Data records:
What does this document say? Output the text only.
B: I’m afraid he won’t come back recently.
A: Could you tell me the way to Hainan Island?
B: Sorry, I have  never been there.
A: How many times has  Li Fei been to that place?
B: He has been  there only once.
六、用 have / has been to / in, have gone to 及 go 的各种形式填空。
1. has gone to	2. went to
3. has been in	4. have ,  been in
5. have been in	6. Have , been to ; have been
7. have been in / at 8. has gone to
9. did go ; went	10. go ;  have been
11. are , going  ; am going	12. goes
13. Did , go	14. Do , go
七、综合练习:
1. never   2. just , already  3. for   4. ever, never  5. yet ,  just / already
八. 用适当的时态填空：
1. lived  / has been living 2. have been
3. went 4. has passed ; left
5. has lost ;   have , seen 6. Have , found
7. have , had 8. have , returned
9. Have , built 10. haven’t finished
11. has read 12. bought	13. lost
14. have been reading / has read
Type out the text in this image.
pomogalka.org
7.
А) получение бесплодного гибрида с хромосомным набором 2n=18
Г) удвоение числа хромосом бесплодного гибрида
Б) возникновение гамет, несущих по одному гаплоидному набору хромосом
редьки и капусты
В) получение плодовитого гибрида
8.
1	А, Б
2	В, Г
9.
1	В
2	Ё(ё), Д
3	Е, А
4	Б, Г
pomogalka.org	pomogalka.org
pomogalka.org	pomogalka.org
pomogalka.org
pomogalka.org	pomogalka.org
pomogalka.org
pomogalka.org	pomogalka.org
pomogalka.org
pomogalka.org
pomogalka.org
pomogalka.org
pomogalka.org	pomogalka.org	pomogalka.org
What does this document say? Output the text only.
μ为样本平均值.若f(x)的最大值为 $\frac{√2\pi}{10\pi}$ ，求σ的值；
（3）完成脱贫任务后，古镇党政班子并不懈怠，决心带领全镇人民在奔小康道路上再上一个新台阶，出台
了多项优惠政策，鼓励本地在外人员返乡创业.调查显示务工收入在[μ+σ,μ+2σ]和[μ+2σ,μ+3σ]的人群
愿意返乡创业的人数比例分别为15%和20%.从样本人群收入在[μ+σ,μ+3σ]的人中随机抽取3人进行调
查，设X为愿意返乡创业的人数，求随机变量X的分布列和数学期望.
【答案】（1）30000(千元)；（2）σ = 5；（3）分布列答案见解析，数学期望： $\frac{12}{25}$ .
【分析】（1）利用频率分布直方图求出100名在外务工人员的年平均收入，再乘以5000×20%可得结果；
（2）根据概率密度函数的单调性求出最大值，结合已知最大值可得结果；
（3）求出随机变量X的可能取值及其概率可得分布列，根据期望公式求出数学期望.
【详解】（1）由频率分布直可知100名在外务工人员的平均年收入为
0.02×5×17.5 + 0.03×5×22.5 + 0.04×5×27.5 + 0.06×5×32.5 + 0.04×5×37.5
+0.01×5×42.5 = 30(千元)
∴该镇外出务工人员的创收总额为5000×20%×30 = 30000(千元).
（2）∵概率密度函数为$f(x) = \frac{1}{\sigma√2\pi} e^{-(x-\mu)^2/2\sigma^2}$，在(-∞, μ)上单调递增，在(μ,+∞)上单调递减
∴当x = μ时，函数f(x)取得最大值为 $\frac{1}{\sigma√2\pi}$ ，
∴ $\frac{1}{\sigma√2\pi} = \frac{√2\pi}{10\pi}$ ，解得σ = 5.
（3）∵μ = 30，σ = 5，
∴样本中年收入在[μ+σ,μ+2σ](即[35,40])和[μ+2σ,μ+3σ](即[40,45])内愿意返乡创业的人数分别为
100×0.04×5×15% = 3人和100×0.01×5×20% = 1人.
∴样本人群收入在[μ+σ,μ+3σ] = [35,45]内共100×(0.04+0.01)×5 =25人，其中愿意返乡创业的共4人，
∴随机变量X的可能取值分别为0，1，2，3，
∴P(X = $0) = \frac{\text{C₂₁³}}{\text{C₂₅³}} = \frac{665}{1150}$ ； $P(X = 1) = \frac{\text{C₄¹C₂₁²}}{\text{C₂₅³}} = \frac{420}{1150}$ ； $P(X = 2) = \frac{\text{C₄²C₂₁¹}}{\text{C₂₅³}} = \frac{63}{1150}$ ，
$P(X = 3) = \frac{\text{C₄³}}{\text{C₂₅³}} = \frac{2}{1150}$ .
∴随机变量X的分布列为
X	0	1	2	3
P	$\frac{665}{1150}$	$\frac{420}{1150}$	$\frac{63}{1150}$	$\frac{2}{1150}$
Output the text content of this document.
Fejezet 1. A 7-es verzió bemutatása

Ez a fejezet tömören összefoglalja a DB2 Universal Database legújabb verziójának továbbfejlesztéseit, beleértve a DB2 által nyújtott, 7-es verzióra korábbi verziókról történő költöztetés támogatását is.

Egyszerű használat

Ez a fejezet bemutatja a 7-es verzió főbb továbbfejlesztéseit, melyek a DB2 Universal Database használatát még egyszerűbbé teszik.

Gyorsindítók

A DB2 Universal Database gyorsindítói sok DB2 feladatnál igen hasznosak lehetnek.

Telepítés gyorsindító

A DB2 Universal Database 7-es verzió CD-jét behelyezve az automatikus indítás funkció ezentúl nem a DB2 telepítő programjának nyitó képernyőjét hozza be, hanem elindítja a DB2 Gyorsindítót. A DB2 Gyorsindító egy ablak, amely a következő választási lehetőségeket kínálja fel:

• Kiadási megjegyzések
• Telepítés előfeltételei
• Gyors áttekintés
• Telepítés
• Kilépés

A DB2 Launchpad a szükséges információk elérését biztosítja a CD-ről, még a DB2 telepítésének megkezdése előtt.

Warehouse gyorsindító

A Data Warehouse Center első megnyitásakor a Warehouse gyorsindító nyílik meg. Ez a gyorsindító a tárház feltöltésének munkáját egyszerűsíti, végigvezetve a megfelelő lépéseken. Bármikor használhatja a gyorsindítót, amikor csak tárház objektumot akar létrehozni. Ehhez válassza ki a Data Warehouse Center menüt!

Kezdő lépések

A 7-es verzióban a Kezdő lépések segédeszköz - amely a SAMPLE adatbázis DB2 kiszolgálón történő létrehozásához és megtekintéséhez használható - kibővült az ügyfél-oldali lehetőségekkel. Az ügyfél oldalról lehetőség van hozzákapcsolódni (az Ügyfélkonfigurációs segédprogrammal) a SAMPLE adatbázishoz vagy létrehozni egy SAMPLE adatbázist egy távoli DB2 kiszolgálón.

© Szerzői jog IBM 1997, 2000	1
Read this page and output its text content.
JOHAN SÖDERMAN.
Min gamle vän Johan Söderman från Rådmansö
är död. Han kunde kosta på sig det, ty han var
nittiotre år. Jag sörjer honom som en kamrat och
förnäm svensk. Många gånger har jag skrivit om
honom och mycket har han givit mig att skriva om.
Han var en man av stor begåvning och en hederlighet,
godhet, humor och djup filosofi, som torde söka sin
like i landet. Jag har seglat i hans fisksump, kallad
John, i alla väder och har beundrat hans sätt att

Work to be completed: Filter the listing for the word "content" and copy every line that holds it.

Exercise output:
Output the text content of this document.
Read this page and output its text content.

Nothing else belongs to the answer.